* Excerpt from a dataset

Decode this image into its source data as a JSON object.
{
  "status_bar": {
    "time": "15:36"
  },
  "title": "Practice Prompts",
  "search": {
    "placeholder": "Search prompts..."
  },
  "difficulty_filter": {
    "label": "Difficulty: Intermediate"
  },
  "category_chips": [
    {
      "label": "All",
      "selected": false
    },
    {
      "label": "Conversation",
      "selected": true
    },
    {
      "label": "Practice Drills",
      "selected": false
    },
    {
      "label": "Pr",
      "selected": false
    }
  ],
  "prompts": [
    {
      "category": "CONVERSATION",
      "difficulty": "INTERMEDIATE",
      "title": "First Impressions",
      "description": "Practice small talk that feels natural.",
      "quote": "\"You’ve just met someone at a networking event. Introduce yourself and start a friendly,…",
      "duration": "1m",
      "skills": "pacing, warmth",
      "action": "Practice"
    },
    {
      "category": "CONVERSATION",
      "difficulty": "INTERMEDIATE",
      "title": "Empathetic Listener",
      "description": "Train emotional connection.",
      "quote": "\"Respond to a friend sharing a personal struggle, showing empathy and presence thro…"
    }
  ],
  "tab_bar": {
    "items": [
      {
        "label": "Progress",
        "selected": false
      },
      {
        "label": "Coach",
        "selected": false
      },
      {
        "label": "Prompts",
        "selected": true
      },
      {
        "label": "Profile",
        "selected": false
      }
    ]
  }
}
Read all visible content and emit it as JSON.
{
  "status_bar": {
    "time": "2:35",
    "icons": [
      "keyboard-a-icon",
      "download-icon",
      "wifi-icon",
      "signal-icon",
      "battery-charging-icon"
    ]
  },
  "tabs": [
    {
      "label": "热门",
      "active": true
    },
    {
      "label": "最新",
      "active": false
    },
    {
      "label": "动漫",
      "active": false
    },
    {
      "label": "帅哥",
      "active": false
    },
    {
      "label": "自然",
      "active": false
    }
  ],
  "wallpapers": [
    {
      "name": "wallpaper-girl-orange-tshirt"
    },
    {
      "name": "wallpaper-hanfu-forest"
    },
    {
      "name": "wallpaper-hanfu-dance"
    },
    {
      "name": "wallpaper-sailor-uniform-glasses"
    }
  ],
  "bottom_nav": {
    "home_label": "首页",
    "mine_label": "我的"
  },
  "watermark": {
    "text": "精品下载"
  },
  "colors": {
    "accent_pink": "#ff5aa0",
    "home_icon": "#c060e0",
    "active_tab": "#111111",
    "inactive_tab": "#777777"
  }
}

* Exercise goal
Your task is to quote the listing above word for word.

* Output of the task
Decode this image into its source data as a JSON object.
{
  "status_bar": {
    "time": "15:36"
  },
  "title": "Practice Prompts",
  "search": {
    "placeholder": "Search prompts..."
  },
  "difficulty_filter": {
    "label": "Difficulty: Intermediate"
  },
  "category_chips": [
    {
      "label": "All",
      "selected": false
    },
    {
      "label": "Conversation",
      "selected": true
    },
    {
      "label": "Practice Drills",
      "selected": false
    },
    {
      "label": "Pr",
      "selected": false
    }
  ],
  "prompts": [
    {
      "category": "CONVERSATION",
      "difficulty": "INTERMEDIATE",
      "title": "First Impressions",
      "description": "Practice small talk that feels natural.",
      "quote": "\"You’ve just met someone at a networking event. Introduce yourself and start a friendly,…",
      "duration": "1m",
      "skills": "pacing, warmth",
      "action": "Practice"
    },
    {
      "category": "CONVERSATION",
      "difficulty": "INTERMEDIATE",
      "title": "Empathetic Listener",
      "description": "Train emotional connection.",
      "quote": "\"Respond to a friend sharing a personal struggle, showing empathy and presence thro…"
    }
  ],
  "tab_bar": {
    "items": [
      {
        "label": "Progress",
        "selected": false
      },
      {
        "label": "Coach",
        "selected": false
      },
      {
        "label": "Prompts",
        "selected": true
      },
      {
        "label": "Profile",
        "selected": false
      }
    ]
  }
}
Read all visible content and emit it as JSON.
{
  "status_bar": {
    "time": "2:35",
    "icons": [
      "keyboard-a-icon",
      "download-icon",
      "wifi-icon",
      "signal-icon",
      "battery-charging-icon"
    ]
  },
  "tabs": [
    {
      "label": "热门",
      "active": true
    },
    {
      "label": "最新",
      "active": false
    },
    {
      "label": "动漫",
      "active": false
    },
    {
      "label": "帅哥",
      "active": false
    },
    {
      "label": "自然",
      "active": false
    }
  ],
  "wallpapers": [
    {
      "name": "wallpaper-girl-orange-tshirt"
    },
    {
      "name": "wallpaper-hanfu-forest"
    },
    {
      "name": "wallpaper-hanfu-dance"
    },
    {
      "name": "wallpaper-sailor-uniform-glasses"
    }
  ],
  "bottom_nav": {
    "home_label": "首页",
    "mine_label": "我的"
  },
  "watermark": {
    "text": "精品下载"
  },
  "colors": {
    "accent_pink": "#ff5aa0",
    "home_icon": "#c060e0",
    "active_tab": "#111111",
    "inactive_tab": "#777777"
  }
}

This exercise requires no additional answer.